**CHALLENGE:**
Could you copy every one of the records below, line by line, with no changes at all?

**EXTRACTED RECORDS:**
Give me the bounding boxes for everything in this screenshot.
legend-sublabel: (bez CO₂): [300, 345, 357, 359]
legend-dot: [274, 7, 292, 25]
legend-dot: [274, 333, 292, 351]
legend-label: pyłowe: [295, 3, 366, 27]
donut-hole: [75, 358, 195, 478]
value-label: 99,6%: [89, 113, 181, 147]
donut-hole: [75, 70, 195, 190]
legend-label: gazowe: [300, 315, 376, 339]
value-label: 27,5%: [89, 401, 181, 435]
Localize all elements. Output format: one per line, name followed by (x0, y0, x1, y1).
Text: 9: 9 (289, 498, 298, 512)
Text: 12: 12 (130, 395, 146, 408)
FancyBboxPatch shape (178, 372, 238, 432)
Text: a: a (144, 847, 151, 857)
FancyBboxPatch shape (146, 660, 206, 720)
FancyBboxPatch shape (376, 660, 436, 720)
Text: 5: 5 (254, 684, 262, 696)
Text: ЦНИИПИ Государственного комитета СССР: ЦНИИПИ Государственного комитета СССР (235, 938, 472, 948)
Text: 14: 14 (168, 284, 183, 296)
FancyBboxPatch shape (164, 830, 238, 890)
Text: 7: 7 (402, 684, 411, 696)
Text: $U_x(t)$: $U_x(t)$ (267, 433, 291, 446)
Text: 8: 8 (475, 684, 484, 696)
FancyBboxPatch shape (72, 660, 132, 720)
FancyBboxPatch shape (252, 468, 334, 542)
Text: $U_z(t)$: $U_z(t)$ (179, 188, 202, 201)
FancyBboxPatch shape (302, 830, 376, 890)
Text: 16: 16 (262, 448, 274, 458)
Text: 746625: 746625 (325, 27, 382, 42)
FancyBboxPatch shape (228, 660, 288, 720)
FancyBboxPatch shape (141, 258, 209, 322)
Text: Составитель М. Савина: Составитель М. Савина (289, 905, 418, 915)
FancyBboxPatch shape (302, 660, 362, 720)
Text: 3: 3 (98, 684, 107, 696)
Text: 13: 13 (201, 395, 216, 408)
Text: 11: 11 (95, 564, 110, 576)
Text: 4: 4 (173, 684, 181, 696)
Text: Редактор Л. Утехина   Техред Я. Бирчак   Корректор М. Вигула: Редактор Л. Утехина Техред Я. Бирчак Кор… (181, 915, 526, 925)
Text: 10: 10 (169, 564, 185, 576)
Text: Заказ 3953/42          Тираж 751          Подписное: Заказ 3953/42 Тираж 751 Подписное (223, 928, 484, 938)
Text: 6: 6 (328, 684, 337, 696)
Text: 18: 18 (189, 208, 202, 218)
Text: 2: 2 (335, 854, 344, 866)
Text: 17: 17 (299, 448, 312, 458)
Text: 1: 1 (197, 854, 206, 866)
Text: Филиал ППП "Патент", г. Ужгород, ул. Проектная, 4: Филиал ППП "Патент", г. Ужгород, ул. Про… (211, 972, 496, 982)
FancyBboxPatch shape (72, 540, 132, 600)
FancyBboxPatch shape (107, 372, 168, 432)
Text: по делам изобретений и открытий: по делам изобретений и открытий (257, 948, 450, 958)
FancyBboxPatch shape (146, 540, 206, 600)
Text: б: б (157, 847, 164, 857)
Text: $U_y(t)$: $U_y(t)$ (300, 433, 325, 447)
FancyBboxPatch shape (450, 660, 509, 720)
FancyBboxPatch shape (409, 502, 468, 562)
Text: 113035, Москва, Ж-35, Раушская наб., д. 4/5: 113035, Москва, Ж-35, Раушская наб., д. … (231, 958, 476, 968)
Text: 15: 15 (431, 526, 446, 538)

**IN RESPONSE:**
Give me the bounding boxes for everything in this screenshot.
legend-sublabel: (bez CO₂): [300, 345, 357, 359]
legend-dot: [274, 7, 292, 25]
legend-dot: [274, 333, 292, 351]
legend-label: pyłowe: [295, 3, 366, 27]
donut-hole: [75, 358, 195, 478]
value-label: 99,6%: [89, 113, 181, 147]
donut-hole: [75, 70, 195, 190]
legend-label: gazowe: [300, 315, 376, 339]
value-label: 27,5%: [89, 401, 181, 435]
Localize all elements. Output format: one per line, name followed by (x0, y0, x1, y1).
Text: 9: 9 (289, 498, 298, 512)
Text: 12: 12 (130, 395, 146, 408)
FancyBboxPatch shape (178, 372, 238, 432)
Text: a: a (144, 847, 151, 857)
FancyBboxPatch shape (146, 660, 206, 720)
FancyBboxPatch shape (376, 660, 436, 720)
Text: 5: 5 (254, 684, 262, 696)
Text: ЦНИИПИ Государственного комитета СССР: ЦНИИПИ Государственного комитета СССР (235, 938, 472, 948)
Text: 14: 14 (168, 284, 183, 296)
FancyBboxPatch shape (164, 830, 238, 890)
Text: 7: 7 (402, 684, 411, 696)
Text: $U_x(t)$: $U_x(t)$ (267, 433, 291, 446)
Text: 8: 8 (475, 684, 484, 696)
FancyBboxPatch shape (72, 660, 132, 720)
FancyBboxPatch shape (252, 468, 334, 542)
Text: $U_z(t)$: $U_z(t)$ (179, 188, 202, 201)
FancyBboxPatch shape (302, 830, 376, 890)
Text: 16: 16 (262, 448, 274, 458)
Text: 746625: 746625 (325, 27, 382, 42)
FancyBboxPatch shape (228, 660, 288, 720)
FancyBboxPatch shape (141, 258, 209, 322)
Text: Составитель М. Савина: Составитель М. Савина (289, 905, 418, 915)
FancyBboxPatch shape (302, 660, 362, 720)
Text: 3: 3 (98, 684, 107, 696)
Text: 13: 13 (201, 395, 216, 408)
Text: 11: 11 (95, 564, 110, 576)
Text: 4: 4 (173, 684, 181, 696)
Text: Редактор Л. Утехина   Техред Я. Бирчак   Корректор М. Вигула: Редактор Л. Утехина Техред Я. Бирчак Кор… (181, 915, 526, 925)
Text: 10: 10 (169, 564, 185, 576)
Text: Заказ 3953/42          Тираж 751          Подписное: Заказ 3953/42 Тираж 751 Подписное (223, 928, 484, 938)
Text: 6: 6 (328, 684, 337, 696)
Text: 18: 18 (189, 208, 202, 218)
Text: 2: 2 (335, 854, 344, 866)
Text: 17: 17 (299, 448, 312, 458)
Text: 1: 1 (197, 854, 206, 866)
Text: Филиал ППП "Патент", г. Ужгород, ул. Проектная, 4: Филиал ППП "Патент", г. Ужгород, ул. Про… (211, 972, 496, 982)
FancyBboxPatch shape (72, 540, 132, 600)
FancyBboxPatch shape (107, 372, 168, 432)
Text: по делам изобретений и открытий: по делам изобретений и открытий (257, 948, 450, 958)
FancyBboxPatch shape (146, 540, 206, 600)
Text: б: б (157, 847, 164, 857)
Text: $U_y(t)$: $U_y(t)$ (300, 433, 325, 447)
FancyBboxPatch shape (450, 660, 509, 720)
FancyBboxPatch shape (409, 502, 468, 562)
Text: 113035, Москва, Ж-35, Раушская наб., д. 4/5: 113035, Москва, Ж-35, Раушская наб., д. … (231, 958, 476, 968)
Text: 15: 15 (431, 526, 446, 538)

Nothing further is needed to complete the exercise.